### Set task
Extract all lines in the data that contain the word "包含细管".
* * * * * * * * *
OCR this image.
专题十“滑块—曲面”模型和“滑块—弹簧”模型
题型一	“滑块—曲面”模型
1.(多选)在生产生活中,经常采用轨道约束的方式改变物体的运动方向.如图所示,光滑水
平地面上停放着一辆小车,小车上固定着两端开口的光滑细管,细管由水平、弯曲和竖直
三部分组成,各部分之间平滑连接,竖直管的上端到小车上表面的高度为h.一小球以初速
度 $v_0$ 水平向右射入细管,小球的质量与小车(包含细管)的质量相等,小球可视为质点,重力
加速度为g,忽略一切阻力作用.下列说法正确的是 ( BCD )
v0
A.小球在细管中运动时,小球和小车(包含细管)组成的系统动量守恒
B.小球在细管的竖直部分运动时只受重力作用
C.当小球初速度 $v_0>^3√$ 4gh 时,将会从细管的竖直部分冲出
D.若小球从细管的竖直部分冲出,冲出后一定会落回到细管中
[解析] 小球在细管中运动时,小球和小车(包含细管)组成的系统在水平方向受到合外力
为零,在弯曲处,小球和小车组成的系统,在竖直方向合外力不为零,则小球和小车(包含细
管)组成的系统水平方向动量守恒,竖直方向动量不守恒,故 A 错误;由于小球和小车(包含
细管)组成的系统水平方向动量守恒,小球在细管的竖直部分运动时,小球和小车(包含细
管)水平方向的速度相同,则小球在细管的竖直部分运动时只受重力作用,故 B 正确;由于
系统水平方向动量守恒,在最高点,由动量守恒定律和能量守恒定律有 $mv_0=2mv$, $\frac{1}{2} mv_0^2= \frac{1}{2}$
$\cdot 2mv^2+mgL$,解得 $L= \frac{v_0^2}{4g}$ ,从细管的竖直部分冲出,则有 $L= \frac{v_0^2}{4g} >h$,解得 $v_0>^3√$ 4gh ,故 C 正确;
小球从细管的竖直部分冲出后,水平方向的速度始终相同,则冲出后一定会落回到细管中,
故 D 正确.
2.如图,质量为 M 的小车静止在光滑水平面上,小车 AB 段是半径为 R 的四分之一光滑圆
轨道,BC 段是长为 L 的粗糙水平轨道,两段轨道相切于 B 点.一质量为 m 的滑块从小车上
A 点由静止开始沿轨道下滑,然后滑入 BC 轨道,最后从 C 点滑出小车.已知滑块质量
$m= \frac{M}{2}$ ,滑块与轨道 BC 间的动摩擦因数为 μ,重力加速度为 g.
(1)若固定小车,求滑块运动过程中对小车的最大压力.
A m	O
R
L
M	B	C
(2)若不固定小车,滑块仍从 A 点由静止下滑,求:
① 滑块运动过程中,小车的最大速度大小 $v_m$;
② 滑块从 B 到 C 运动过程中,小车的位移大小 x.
* * * * * * * * *
### Result below
度 $v_0$ 水平向右射入细管,小球的质量与小车(包含细管)的质量相等,小球可视为质点,重力
A.小球在细管中运动时,小球和小车(包含细管)组成的系统动量守恒
[解析] 小球在细管中运动时,小球和小车(包含细管)组成的系统在水平方向受到合外力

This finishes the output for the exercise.